§ **Goal of the exercise**
Your task is to transcribe the records exactly, skipping every image.

§ **Data extract**
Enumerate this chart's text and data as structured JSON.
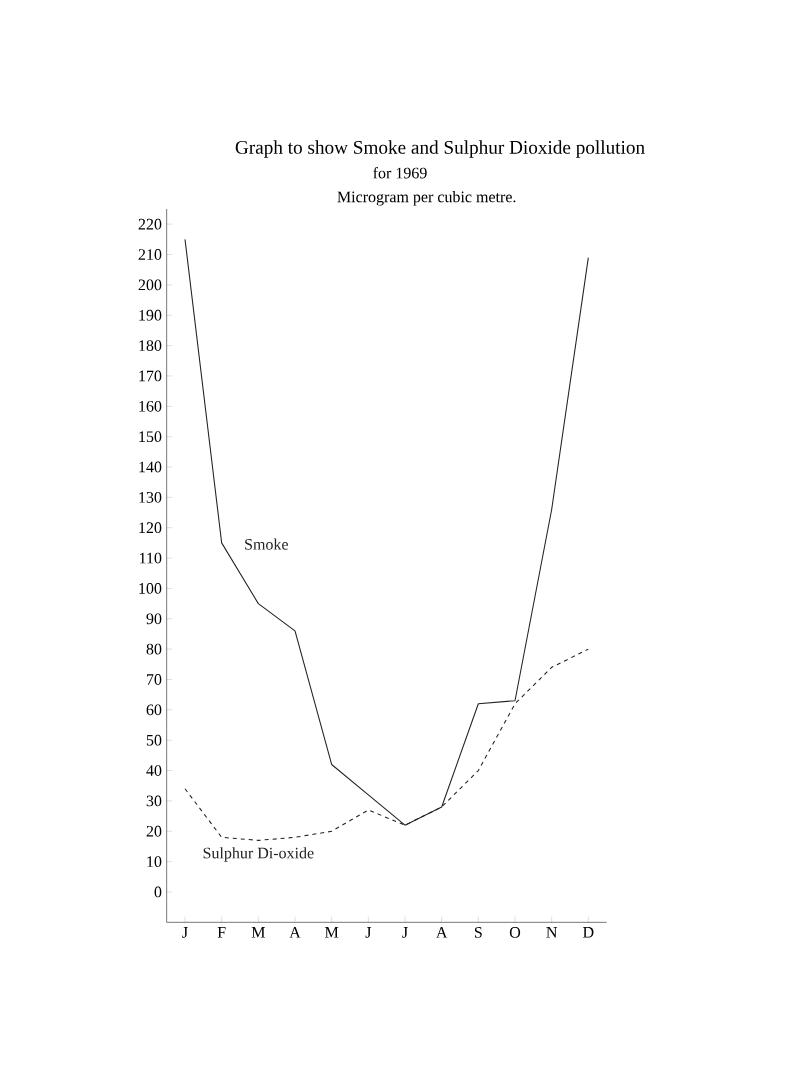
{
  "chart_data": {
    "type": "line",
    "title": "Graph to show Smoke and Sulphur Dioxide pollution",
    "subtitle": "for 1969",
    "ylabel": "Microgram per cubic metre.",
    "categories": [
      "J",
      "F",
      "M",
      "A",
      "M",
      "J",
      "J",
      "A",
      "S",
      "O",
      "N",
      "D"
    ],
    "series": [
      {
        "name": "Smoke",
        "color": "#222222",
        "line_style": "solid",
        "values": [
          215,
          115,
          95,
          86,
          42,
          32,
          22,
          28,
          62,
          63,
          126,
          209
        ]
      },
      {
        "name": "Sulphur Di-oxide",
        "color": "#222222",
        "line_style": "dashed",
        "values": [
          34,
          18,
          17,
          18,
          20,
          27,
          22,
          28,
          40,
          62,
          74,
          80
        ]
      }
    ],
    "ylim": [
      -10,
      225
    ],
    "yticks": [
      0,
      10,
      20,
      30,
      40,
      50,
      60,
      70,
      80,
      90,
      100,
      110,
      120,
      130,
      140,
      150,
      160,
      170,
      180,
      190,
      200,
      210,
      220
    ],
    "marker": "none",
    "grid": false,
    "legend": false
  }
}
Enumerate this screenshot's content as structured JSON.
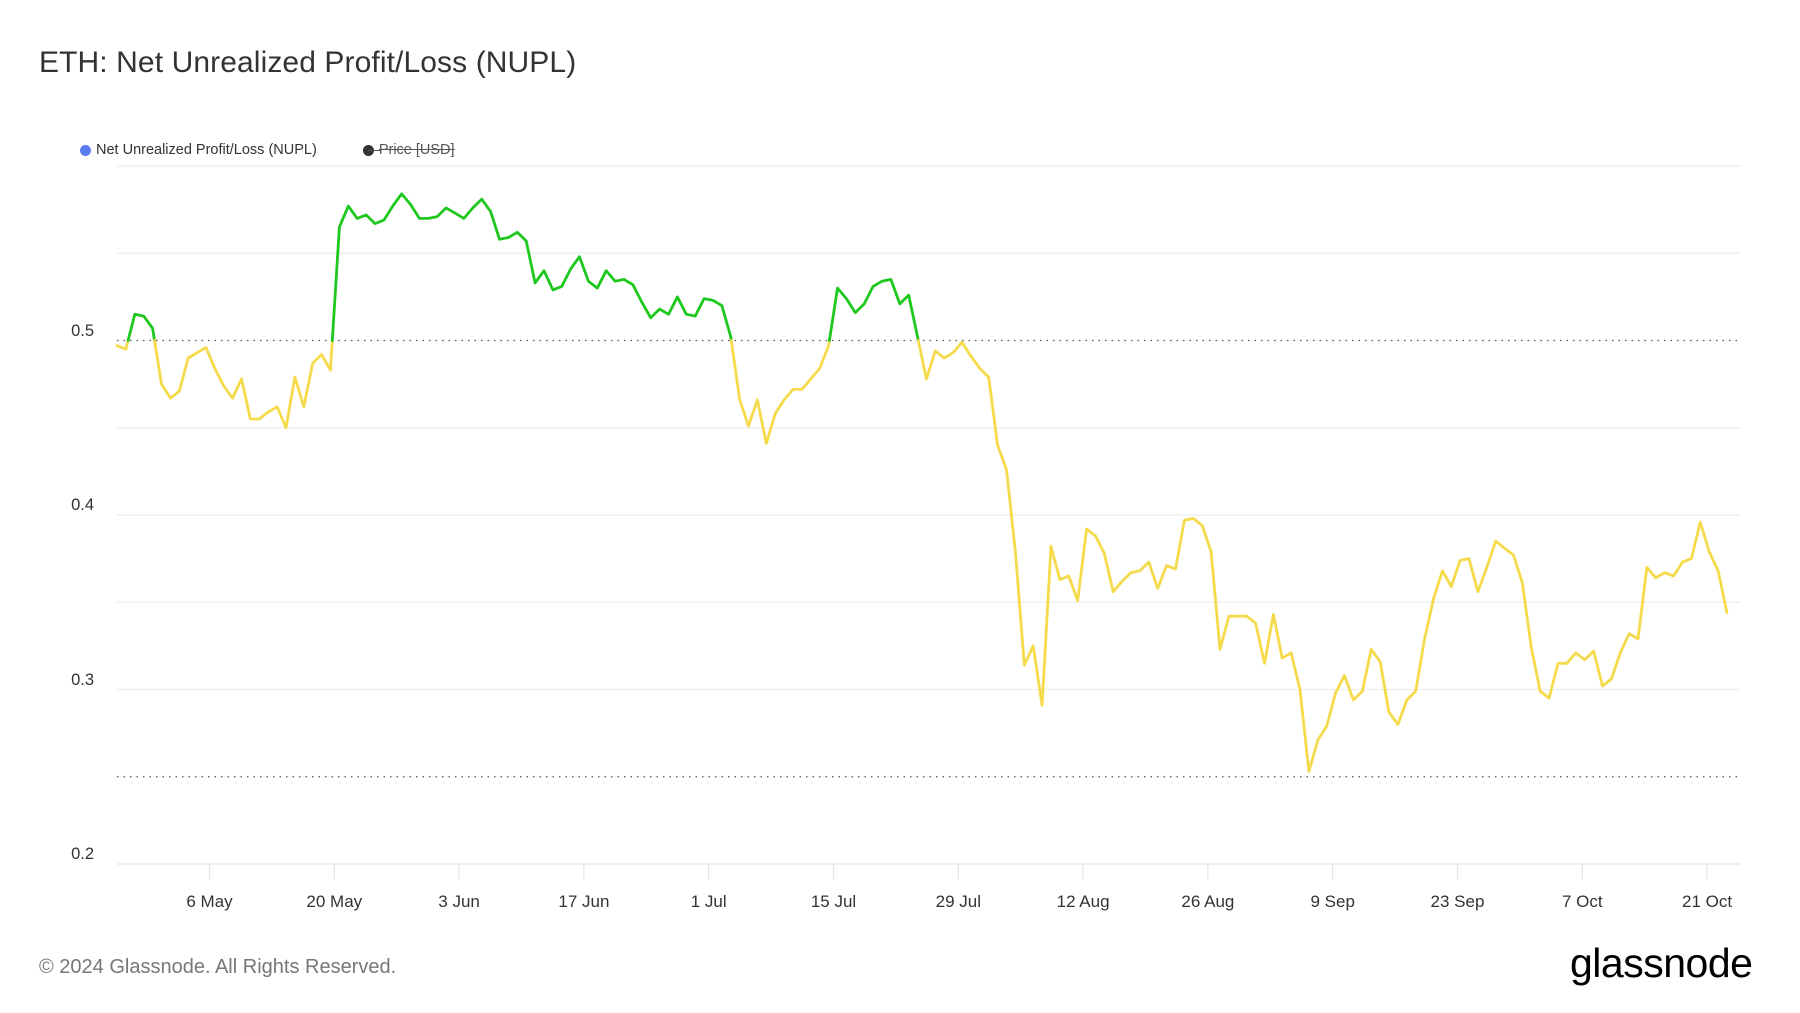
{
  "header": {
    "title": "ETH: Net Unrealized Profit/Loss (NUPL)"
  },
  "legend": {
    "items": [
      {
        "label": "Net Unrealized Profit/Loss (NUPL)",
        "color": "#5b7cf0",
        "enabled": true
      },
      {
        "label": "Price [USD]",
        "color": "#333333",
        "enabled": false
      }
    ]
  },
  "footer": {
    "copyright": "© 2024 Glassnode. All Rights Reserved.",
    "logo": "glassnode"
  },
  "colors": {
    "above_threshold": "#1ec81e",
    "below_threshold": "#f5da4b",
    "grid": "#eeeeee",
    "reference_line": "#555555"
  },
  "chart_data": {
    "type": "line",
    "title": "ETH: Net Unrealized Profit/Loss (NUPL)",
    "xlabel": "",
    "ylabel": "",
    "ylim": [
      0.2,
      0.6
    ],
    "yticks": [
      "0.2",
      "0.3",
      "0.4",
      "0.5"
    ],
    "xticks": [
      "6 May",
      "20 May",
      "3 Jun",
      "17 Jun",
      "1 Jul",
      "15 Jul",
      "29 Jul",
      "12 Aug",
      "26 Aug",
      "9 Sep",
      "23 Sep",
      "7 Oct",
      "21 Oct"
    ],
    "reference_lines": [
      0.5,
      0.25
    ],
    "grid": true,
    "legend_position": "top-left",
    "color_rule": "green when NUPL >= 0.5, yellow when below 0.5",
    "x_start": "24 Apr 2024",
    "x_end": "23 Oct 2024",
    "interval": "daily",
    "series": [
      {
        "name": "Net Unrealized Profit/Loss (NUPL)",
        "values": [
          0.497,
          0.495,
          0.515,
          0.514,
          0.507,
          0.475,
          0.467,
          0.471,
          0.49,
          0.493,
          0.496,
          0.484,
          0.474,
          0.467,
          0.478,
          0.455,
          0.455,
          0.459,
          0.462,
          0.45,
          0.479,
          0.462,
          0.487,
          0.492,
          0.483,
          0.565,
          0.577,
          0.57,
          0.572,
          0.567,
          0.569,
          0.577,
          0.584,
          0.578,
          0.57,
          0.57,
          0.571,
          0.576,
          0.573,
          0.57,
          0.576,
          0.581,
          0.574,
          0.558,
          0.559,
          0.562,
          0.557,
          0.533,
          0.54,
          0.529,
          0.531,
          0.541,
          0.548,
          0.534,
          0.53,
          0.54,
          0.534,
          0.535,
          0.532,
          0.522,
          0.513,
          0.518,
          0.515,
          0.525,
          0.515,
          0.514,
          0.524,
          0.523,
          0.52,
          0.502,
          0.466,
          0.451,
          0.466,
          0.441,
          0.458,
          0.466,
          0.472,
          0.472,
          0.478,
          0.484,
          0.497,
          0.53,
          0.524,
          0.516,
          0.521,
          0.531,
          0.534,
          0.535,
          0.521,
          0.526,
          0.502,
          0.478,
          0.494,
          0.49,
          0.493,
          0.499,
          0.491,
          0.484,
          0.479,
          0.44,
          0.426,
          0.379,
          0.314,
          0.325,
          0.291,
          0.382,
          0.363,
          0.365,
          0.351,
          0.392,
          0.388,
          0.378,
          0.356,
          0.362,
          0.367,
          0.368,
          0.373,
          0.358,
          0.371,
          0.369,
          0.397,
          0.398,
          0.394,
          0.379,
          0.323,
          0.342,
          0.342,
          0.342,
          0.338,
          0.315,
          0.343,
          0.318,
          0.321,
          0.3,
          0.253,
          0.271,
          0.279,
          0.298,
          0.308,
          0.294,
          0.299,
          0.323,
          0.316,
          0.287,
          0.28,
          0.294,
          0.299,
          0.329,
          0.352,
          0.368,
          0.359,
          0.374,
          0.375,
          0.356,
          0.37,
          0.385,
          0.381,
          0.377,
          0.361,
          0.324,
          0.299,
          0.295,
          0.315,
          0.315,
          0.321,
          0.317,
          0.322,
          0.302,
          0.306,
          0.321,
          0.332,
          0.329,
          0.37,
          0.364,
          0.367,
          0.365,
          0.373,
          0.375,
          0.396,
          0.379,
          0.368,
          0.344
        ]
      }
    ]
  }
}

§ **The output**
Enumerate this chart's text and data as structured JSON.
{
  "chart_data": {
    "type": "line",
    "title": "Graph to show Smoke and Sulphur Dioxide pollution",
    "subtitle": "for 1969",
    "ylabel": "Microgram per cubic metre.",
    "categories": [
      "J",
      "F",
      "M",
      "A",
      "M",
      "J",
      "J",
      "A",
      "S",
      "O",
      "N",
      "D"
    ],
    "series": [
      {
        "name": "Smoke",
        "color": "#222222",
        "line_style": "solid",
        "values": [
          215,
          115,
          95,
          86,
          42,
          32,
          22,
          28,
          62,
          63,
          126,
          209
        ]
      },
      {
        "name": "Sulphur Di-oxide",
        "color": "#222222",
        "line_style": "dashed",
        "values": [
          34,
          18,
          17,
          18,
          20,
          27,
          22,
          28,
          40,
          62,
          74,
          80
        ]
      }
    ],
    "ylim": [
      -10,
      225
    ],
    "yticks": [
      0,
      10,
      20,
      30,
      40,
      50,
      60,
      70,
      80,
      90,
      100,
      110,
      120,
      130,
      140,
      150,
      160,
      170,
      180,
      190,
      200,
      210,
      220
    ],
    "marker": "none",
    "grid": false,
    "legend": false
  }
}
Enumerate this screenshot's content as structured JSON.
{
  "header": {
    "title": "ETH: Net Unrealized Profit/Loss (NUPL)"
  },
  "legend": {
    "items": [
      {
        "label": "Net Unrealized Profit/Loss (NUPL)",
        "color": "#5b7cf0",
        "enabled": true
      },
      {
        "label": "Price [USD]",
        "color": "#333333",
        "enabled": false
      }
    ]
  },
  "footer": {
    "copyright": "© 2024 Glassnode. All Rights Reserved.",
    "logo": "glassnode"
  },
  "colors": {
    "above_threshold": "#1ec81e",
    "below_threshold": "#f5da4b",
    "grid": "#eeeeee",
    "reference_line": "#555555"
  },
  "chart_data": {
    "type": "line",
    "title": "ETH: Net Unrealized Profit/Loss (NUPL)",
    "xlabel": "",
    "ylabel": "",
    "ylim": [
      0.2,
      0.6
    ],
    "yticks": [
      "0.2",
      "0.3",
      "0.4",
      "0.5"
    ],
    "xticks": [
      "6 May",
      "20 May",
      "3 Jun",
      "17 Jun",
      "1 Jul",
      "15 Jul",
      "29 Jul",
      "12 Aug",
      "26 Aug",
      "9 Sep",
      "23 Sep",
      "7 Oct",
      "21 Oct"
    ],
    "reference_lines": [
      0.5,
      0.25
    ],
    "grid": true,
    "legend_position": "top-left",
    "color_rule": "green when NUPL >= 0.5, yellow when below 0.5",
    "x_start": "24 Apr 2024",
    "x_end": "23 Oct 2024",
    "interval": "daily",
    "series": [
      {
        "name": "Net Unrealized Profit/Loss (NUPL)",
        "values": [
          0.497,
          0.495,
          0.515,
          0.514,
          0.507,
          0.475,
          0.467,
          0.471,
          0.49,
          0.493,
          0.496,
          0.484,
          0.474,
          0.467,
          0.478,
          0.455,
          0.455,
          0.459,
          0.462,
          0.45,
          0.479,
          0.462,
          0.487,
          0.492,
          0.483,
          0.565,
          0.577,
          0.57,
          0.572,
          0.567,
          0.569,
          0.577,
          0.584,
          0.578,
          0.57,
          0.57,
          0.571,
          0.576,
          0.573,
          0.57,
          0.576,
          0.581,
          0.574,
          0.558,
          0.559,
          0.562,
          0.557,
          0.533,
          0.54,
          0.529,
          0.531,
          0.541,
          0.548,
          0.534,
          0.53,
          0.54,
          0.534,
          0.535,
          0.532,
          0.522,
          0.513,
          0.518,
          0.515,
          0.525,
          0.515,
          0.514,
          0.524,
          0.523,
          0.52,
          0.502,
          0.466,
          0.451,
          0.466,
          0.441,
          0.458,
          0.466,
          0.472,
          0.472,
          0.478,
          0.484,
          0.497,
          0.53,
          0.524,
          0.516,
          0.521,
          0.531,
          0.534,
          0.535,
          0.521,
          0.526,
          0.502,
          0.478,
          0.494,
          0.49,
          0.493,
          0.499,
          0.491,
          0.484,
          0.479,
          0.44,
          0.426,
          0.379,
          0.314,
          0.325,
          0.291,
          0.382,
          0.363,
          0.365,
          0.351,
          0.392,
          0.388,
          0.378,
          0.356,
          0.362,
          0.367,
          0.368,
          0.373,
          0.358,
          0.371,
          0.369,
          0.397,
          0.398,
          0.394,
          0.379,
          0.323,
          0.342,
          0.342,
          0.342,
          0.338,
          0.315,
          0.343,
          0.318,
          0.321,
          0.3,
          0.253,
          0.271,
          0.279,
          0.298,
          0.308,
          0.294,
          0.299,
          0.323,
          0.316,
          0.287,
          0.28,
          0.294,
          0.299,
          0.329,
          0.352,
          0.368,
          0.359,
          0.374,
          0.375,
          0.356,
          0.37,
          0.385,
          0.381,
          0.377,
          0.361,
          0.324,
          0.299,
          0.295,
          0.315,
          0.315,
          0.321,
          0.317,
          0.322,
          0.302,
          0.306,
          0.321,
          0.332,
          0.329,
          0.37,
          0.364,
          0.367,
          0.365,
          0.373,
          0.375,
          0.396,
          0.379,
          0.368,
          0.344
        ]
      }
    ]
  }
}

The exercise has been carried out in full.